• **Supplied data**
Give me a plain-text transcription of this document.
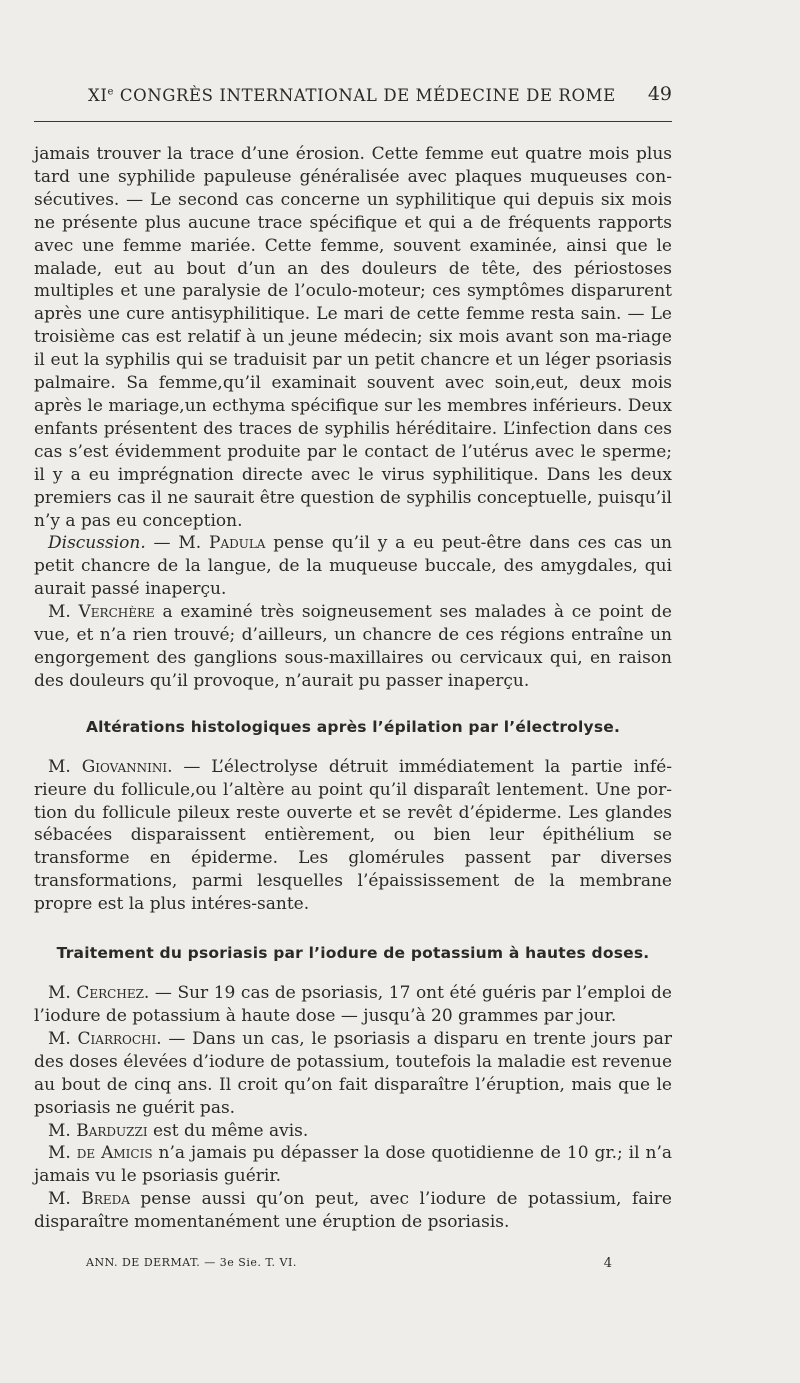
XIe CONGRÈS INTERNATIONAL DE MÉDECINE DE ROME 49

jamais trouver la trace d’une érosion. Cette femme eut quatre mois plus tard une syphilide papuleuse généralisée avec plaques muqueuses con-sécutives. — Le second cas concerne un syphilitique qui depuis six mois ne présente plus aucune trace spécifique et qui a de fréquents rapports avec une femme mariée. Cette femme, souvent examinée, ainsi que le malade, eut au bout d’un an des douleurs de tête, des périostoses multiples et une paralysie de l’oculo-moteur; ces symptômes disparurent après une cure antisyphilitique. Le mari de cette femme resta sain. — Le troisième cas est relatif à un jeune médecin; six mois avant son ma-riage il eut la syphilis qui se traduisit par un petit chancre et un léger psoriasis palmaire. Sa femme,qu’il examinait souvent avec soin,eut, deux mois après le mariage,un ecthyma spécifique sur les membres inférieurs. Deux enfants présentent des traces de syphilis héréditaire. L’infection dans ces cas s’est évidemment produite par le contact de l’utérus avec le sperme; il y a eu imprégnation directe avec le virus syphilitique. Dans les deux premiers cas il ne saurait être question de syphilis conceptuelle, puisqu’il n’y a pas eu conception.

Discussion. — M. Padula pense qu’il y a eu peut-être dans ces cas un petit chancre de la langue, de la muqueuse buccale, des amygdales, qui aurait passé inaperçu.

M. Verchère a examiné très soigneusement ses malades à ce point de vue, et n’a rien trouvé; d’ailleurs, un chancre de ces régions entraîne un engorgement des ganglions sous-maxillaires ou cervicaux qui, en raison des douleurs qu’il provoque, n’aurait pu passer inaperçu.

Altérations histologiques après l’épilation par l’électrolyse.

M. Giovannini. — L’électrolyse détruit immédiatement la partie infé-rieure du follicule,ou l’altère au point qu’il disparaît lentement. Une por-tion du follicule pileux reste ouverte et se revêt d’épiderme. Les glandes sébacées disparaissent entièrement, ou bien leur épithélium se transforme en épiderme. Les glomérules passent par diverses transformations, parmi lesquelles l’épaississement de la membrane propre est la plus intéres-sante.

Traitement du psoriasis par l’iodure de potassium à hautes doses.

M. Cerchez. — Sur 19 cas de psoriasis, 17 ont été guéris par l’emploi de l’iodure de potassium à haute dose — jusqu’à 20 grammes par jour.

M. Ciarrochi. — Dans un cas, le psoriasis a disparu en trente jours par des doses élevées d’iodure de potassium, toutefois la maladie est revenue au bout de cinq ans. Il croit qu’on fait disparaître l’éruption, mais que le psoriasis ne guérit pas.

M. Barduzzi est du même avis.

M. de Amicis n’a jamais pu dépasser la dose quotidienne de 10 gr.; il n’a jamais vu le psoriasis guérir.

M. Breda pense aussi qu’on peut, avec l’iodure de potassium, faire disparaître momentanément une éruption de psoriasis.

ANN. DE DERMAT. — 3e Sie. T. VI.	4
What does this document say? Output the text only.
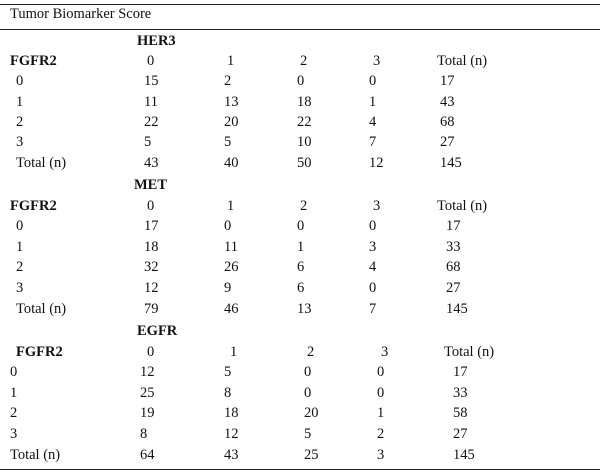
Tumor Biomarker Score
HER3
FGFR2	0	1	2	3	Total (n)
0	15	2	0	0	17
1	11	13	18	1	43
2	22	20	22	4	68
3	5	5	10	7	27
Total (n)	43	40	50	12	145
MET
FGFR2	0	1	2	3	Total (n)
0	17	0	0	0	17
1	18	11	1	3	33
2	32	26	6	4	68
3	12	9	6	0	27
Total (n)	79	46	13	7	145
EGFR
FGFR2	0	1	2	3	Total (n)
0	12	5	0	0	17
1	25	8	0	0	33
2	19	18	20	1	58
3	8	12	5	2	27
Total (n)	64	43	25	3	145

* * *

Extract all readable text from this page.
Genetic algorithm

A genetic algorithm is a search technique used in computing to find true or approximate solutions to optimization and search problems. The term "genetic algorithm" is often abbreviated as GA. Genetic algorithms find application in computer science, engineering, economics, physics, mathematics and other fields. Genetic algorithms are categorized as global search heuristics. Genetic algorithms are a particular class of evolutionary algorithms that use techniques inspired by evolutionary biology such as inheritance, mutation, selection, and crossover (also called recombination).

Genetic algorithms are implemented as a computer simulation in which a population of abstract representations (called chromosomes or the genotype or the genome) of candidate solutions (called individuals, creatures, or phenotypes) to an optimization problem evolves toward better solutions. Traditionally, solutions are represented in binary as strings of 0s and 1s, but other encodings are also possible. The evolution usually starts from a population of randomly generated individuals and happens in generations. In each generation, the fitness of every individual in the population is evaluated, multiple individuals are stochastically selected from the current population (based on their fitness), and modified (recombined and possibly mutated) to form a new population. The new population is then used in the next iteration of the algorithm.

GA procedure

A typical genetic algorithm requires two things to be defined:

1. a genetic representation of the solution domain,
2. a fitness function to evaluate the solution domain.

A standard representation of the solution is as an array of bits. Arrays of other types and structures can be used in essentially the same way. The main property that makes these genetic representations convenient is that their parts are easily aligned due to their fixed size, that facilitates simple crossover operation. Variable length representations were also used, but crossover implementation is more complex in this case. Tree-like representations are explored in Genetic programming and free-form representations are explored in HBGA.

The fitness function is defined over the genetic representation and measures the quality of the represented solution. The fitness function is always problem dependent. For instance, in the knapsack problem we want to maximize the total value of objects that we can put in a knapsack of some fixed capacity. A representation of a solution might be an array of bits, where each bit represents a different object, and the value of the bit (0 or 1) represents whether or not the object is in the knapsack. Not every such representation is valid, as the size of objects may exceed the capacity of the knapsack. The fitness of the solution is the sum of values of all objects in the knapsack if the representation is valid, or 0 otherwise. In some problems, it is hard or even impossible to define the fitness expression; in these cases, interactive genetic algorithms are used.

---

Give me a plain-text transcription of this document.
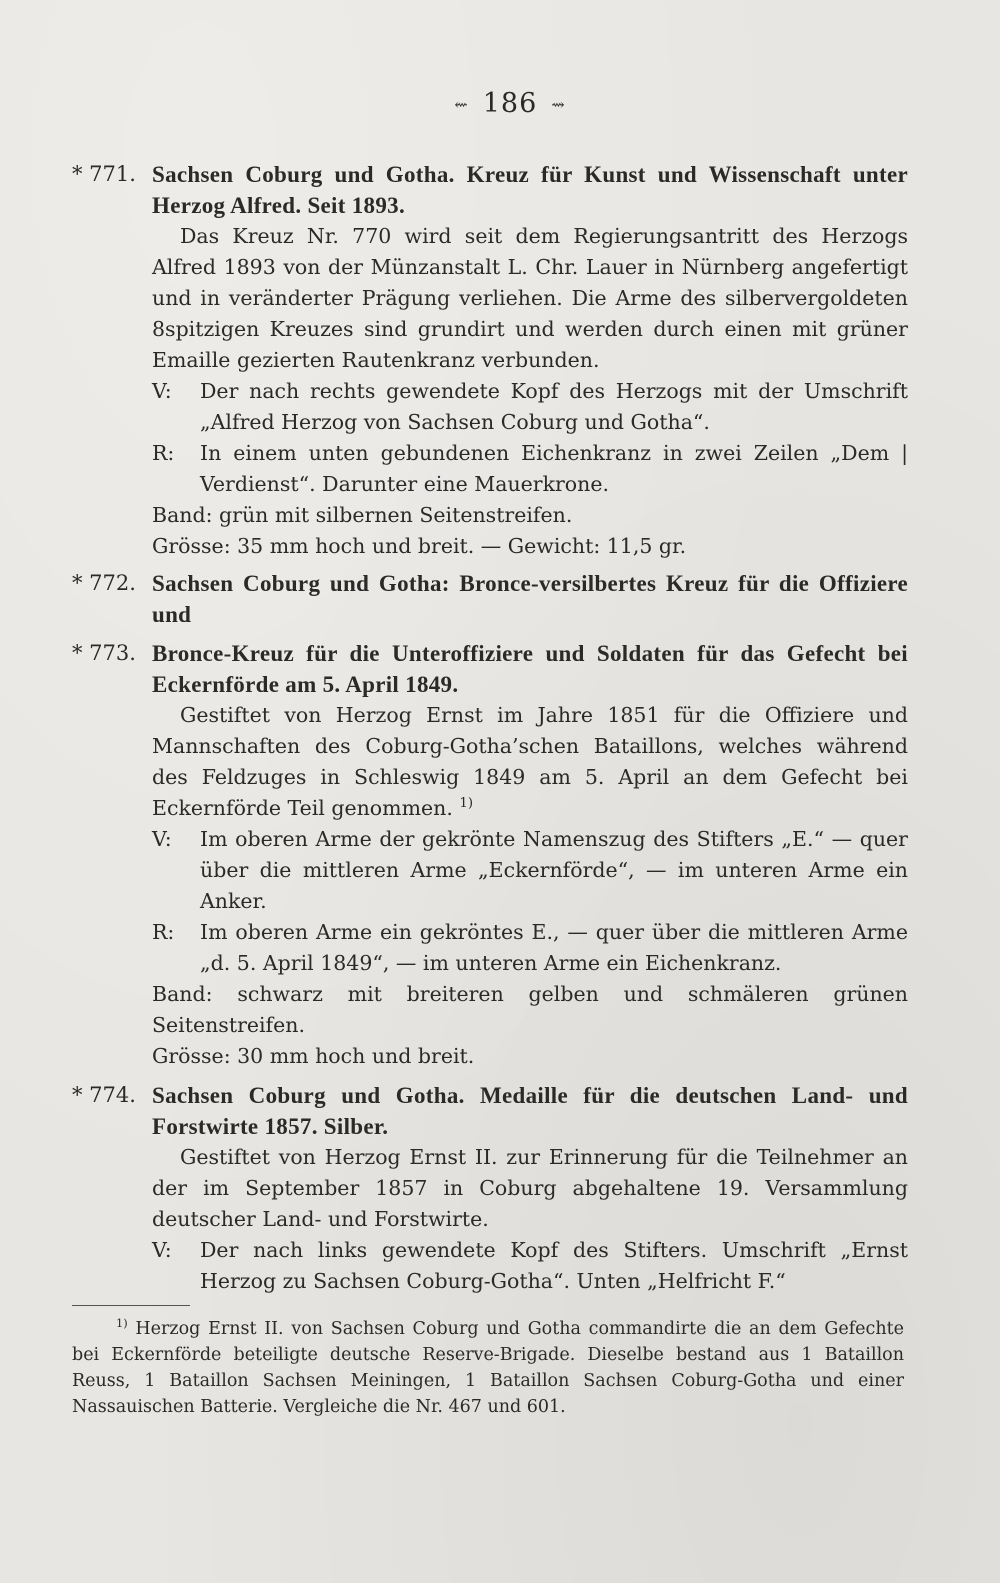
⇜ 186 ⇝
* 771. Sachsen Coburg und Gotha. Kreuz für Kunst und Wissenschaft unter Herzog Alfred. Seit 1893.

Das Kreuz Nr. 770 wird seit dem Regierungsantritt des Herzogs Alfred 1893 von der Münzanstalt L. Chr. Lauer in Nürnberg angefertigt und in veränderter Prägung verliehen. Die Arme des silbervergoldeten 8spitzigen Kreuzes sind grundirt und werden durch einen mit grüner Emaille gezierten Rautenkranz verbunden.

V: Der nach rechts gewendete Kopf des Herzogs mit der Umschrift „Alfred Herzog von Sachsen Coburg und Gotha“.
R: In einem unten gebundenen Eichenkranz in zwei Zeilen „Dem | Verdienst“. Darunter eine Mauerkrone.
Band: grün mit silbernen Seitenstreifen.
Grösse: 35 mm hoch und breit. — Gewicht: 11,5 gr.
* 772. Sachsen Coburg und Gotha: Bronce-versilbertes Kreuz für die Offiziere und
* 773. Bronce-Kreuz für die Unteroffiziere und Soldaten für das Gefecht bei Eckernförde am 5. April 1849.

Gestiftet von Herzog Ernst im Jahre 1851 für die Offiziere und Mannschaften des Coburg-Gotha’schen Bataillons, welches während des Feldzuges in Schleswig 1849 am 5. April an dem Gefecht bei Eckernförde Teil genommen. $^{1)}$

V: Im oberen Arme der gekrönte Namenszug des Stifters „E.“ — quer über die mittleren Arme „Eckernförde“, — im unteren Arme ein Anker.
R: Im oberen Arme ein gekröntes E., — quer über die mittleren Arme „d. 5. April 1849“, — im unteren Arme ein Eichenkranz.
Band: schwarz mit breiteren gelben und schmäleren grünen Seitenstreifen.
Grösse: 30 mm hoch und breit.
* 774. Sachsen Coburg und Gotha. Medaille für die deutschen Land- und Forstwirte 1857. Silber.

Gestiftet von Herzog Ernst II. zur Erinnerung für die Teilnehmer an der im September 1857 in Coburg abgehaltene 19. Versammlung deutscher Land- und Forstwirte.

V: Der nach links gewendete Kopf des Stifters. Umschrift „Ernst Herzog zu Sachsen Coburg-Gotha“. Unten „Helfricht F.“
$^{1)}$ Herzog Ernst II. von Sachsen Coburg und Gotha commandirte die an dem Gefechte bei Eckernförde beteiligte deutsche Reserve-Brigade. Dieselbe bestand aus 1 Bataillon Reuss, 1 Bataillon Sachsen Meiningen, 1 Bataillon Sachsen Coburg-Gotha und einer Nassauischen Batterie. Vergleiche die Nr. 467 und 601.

• **Work instruction**
Find "Eichenkranz" in the data above. Report each line where it appears.

• **Answer to the exercise**
R: In einem unten gebundenen Eichenkranz in zwei Zeilen „Dem | Verdienst“. Darunter eine Mauerkrone.
R: Im oberen Arme ein gekröntes E., — quer über die mittleren Arme „d. 5. April 1849“, — im unteren Arme ein Eichenkranz.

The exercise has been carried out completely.